Task instructions
Return every line of the data below that includes the string "Energy".

[Items from a dataset]
start
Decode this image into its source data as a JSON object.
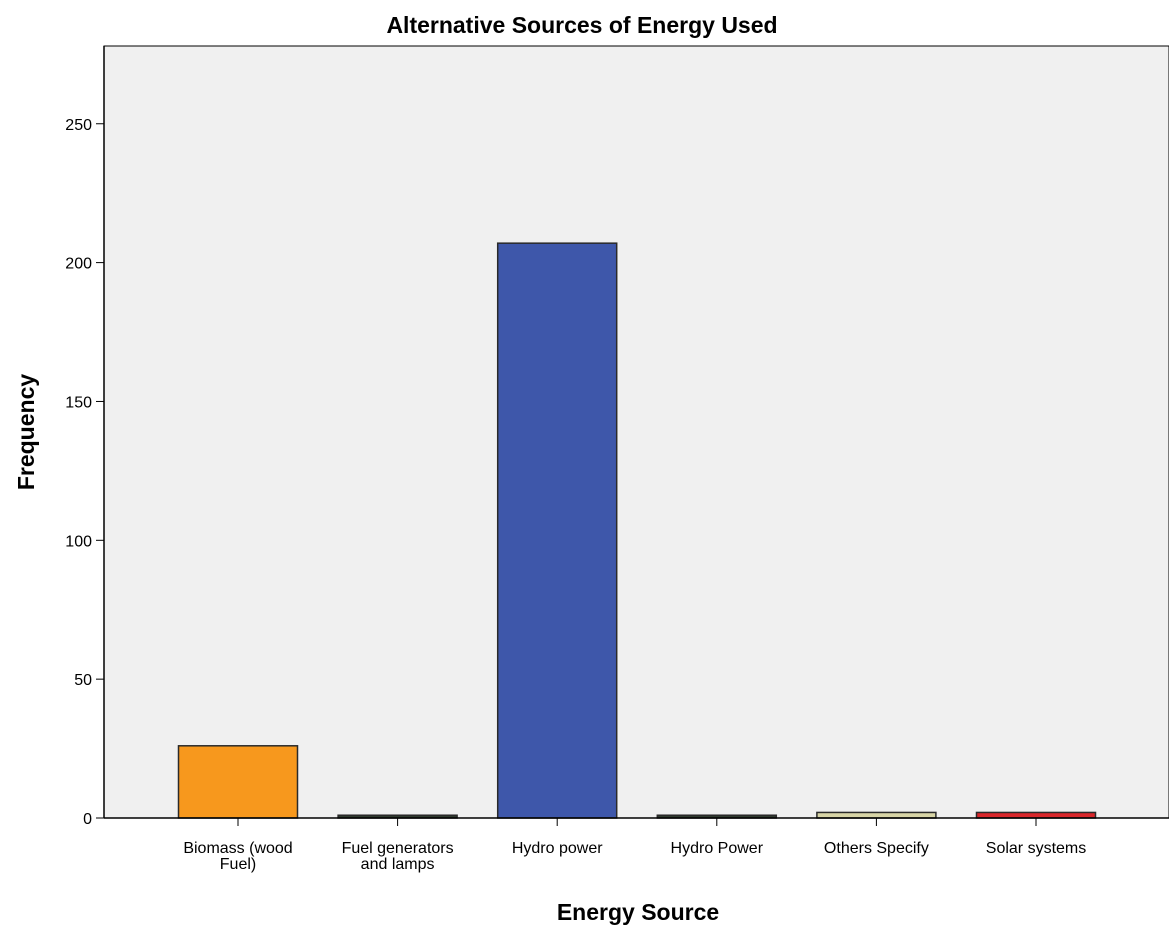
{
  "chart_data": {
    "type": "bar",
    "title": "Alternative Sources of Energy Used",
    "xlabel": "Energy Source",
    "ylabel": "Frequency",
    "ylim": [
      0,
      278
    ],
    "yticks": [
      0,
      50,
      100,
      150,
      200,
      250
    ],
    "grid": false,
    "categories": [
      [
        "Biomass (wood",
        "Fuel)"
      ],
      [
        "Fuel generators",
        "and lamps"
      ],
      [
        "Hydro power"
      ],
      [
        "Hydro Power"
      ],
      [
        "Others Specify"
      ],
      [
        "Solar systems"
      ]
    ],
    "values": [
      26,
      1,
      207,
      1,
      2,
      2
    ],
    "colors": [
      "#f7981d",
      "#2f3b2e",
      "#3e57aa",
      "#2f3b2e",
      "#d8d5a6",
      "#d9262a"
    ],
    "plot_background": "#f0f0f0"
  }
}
end
Finished task
    "title": "Alternative Sources of Energy Used",
    "xlabel": "Energy Source",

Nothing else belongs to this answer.